● AIM
Every record below should be transcribed exactly. Omit the images.

● RECORD SET
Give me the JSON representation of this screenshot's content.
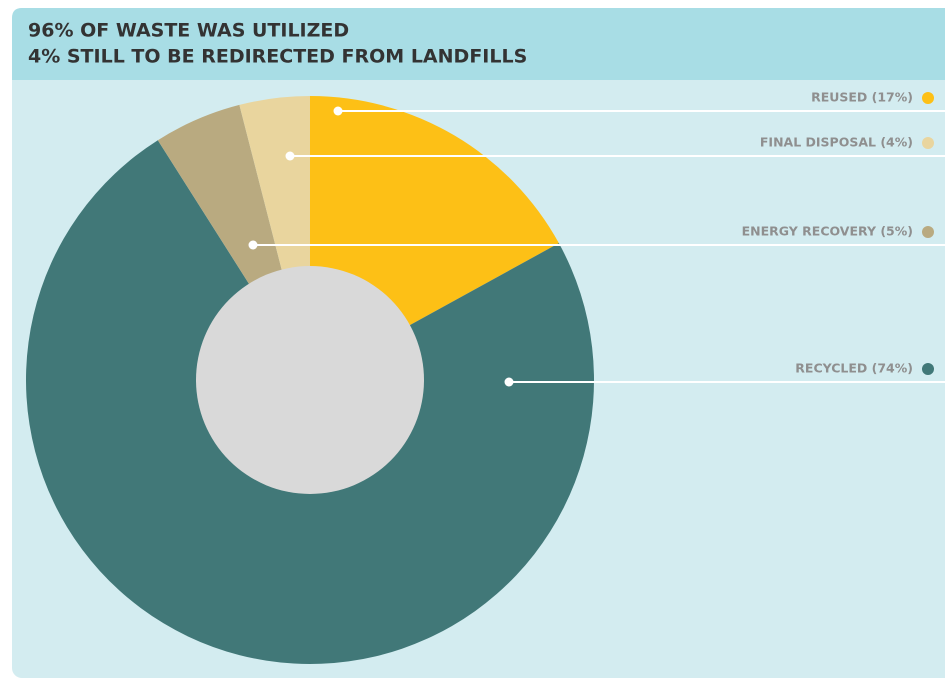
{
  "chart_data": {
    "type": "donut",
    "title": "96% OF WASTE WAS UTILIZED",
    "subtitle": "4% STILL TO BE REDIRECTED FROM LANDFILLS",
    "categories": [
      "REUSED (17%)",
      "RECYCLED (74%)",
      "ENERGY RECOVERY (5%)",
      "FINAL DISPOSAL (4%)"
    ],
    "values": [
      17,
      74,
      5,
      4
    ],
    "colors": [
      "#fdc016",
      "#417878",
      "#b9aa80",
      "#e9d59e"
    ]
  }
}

● THE RESULT
Give me the JSON representation of this screenshot's content.
{
  "chart_data": {
    "type": "donut",
    "title": "96% OF WASTE WAS UTILIZED",
    "subtitle": "4% STILL TO BE REDIRECTED FROM LANDFILLS",
    "categories": [
      "REUSED (17%)",
      "RECYCLED (74%)",
      "ENERGY RECOVERY (5%)",
      "FINAL DISPOSAL (4%)"
    ],
    "values": [
      17,
      74,
      5,
      4
    ],
    "colors": [
      "#fdc016",
      "#417878",
      "#b9aa80",
      "#e9d59e"
    ]
  }
}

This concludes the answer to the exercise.